> _Instruction_
Make an exact copy of all the entries below, with the pictures left out.

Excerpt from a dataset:
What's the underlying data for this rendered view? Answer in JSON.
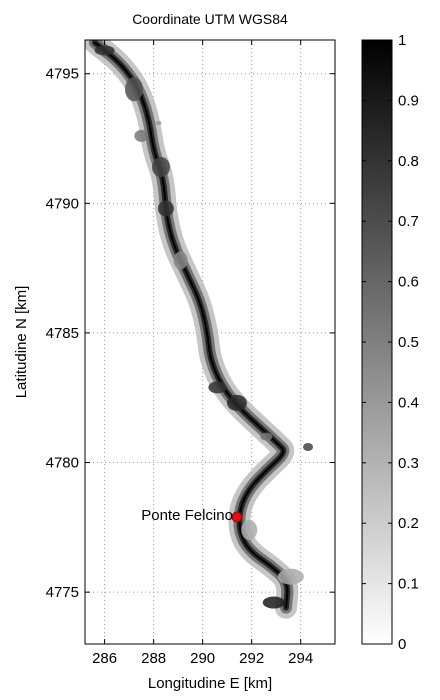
{
  "figure": {
    "title": "Coordinate UTM WGS84",
    "xlabel": "Longitudine E [km]",
    "ylabel": "Latitudine N [km]",
    "x_ticks": [
      "286",
      "288",
      "290",
      "292",
      "294"
    ],
    "y_ticks": [
      "4775",
      "4780",
      "4785",
      "4790",
      "4795"
    ],
    "colorbar_ticks": [
      "0",
      "0.1",
      "0.2",
      "0.3",
      "0.4",
      "0.5",
      "0.6",
      "0.7",
      "0.8",
      "0.9",
      "1"
    ],
    "colorbar_range": [
      0,
      1
    ],
    "colormap": "gray-reversed (0 = white, 1 = black)",
    "grid": "on (dotted)",
    "x_range": [
      285.2,
      295.4
    ],
    "y_range": [
      4773,
      4796.3
    ],
    "colors": {
      "marker": "#dd1111",
      "river": "#111111",
      "grid": "#9a9a9a"
    }
  },
  "chart_data": {
    "type": "heatmap",
    "title": "Coordinate UTM WGS84",
    "xlabel": "Longitudine E [km]",
    "ylabel": "Latitudine N [km]",
    "xlim": [
      285.2,
      295.4
    ],
    "ylim": [
      4773,
      4796.3
    ],
    "colorbar": {
      "min": 0,
      "max": 1
    },
    "river_path": [
      [
        285.6,
        4796.2
      ],
      [
        286.4,
        4795.6
      ],
      [
        286.9,
        4795.1
      ],
      [
        287.4,
        4794.4
      ],
      [
        287.8,
        4793.3
      ],
      [
        288.0,
        4792.0
      ],
      [
        288.4,
        4791.0
      ],
      [
        288.5,
        4789.6
      ],
      [
        288.8,
        4788.4
      ],
      [
        289.4,
        4787.2
      ],
      [
        289.9,
        4786.2
      ],
      [
        290.2,
        4785.0
      ],
      [
        290.3,
        4784.0
      ],
      [
        290.8,
        4782.9
      ],
      [
        291.5,
        4782.1
      ],
      [
        292.3,
        4781.4
      ],
      [
        293.1,
        4780.7
      ],
      [
        293.4,
        4780.4
      ],
      [
        292.6,
        4779.7
      ],
      [
        291.9,
        4779.0
      ],
      [
        291.5,
        4778.2
      ],
      [
        291.5,
        4777.3
      ],
      [
        291.9,
        4776.6
      ],
      [
        292.8,
        4776.0
      ],
      [
        293.5,
        4775.4
      ],
      [
        293.4,
        4774.4
      ]
    ],
    "markers": [
      {
        "label": "Ponte Felcino",
        "x": 291.4,
        "y": 4777.9
      }
    ]
  }
}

> _The result_
What's the underlying data for this rendered view? Answer in JSON.
{
  "figure": {
    "title": "Coordinate UTM WGS84",
    "xlabel": "Longitudine E [km]",
    "ylabel": "Latitudine N [km]",
    "x_ticks": [
      "286",
      "288",
      "290",
      "292",
      "294"
    ],
    "y_ticks": [
      "4775",
      "4780",
      "4785",
      "4790",
      "4795"
    ],
    "colorbar_ticks": [
      "0",
      "0.1",
      "0.2",
      "0.3",
      "0.4",
      "0.5",
      "0.6",
      "0.7",
      "0.8",
      "0.9",
      "1"
    ],
    "colorbar_range": [
      0,
      1
    ],
    "colormap": "gray-reversed (0 = white, 1 = black)",
    "grid": "on (dotted)",
    "x_range": [
      285.2,
      295.4
    ],
    "y_range": [
      4773,
      4796.3
    ],
    "colors": {
      "marker": "#dd1111",
      "river": "#111111",
      "grid": "#9a9a9a"
    }
  },
  "chart_data": {
    "type": "heatmap",
    "title": "Coordinate UTM WGS84",
    "xlabel": "Longitudine E [km]",
    "ylabel": "Latitudine N [km]",
    "xlim": [
      285.2,
      295.4
    ],
    "ylim": [
      4773,
      4796.3
    ],
    "colorbar": {
      "min": 0,
      "max": 1
    },
    "river_path": [
      [
        285.6,
        4796.2
      ],
      [
        286.4,
        4795.6
      ],
      [
        286.9,
        4795.1
      ],
      [
        287.4,
        4794.4
      ],
      [
        287.8,
        4793.3
      ],
      [
        288.0,
        4792.0
      ],
      [
        288.4,
        4791.0
      ],
      [
        288.5,
        4789.6
      ],
      [
        288.8,
        4788.4
      ],
      [
        289.4,
        4787.2
      ],
      [
        289.9,
        4786.2
      ],
      [
        290.2,
        4785.0
      ],
      [
        290.3,
        4784.0
      ],
      [
        290.8,
        4782.9
      ],
      [
        291.5,
        4782.1
      ],
      [
        292.3,
        4781.4
      ],
      [
        293.1,
        4780.7
      ],
      [
        293.4,
        4780.4
      ],
      [
        292.6,
        4779.7
      ],
      [
        291.9,
        4779.0
      ],
      [
        291.5,
        4778.2
      ],
      [
        291.5,
        4777.3
      ],
      [
        291.9,
        4776.6
      ],
      [
        292.8,
        4776.0
      ],
      [
        293.5,
        4775.4
      ],
      [
        293.4,
        4774.4
      ]
    ],
    "markers": [
      {
        "label": "Ponte Felcino",
        "x": 291.4,
        "y": 4777.9
      }
    ]
  }
}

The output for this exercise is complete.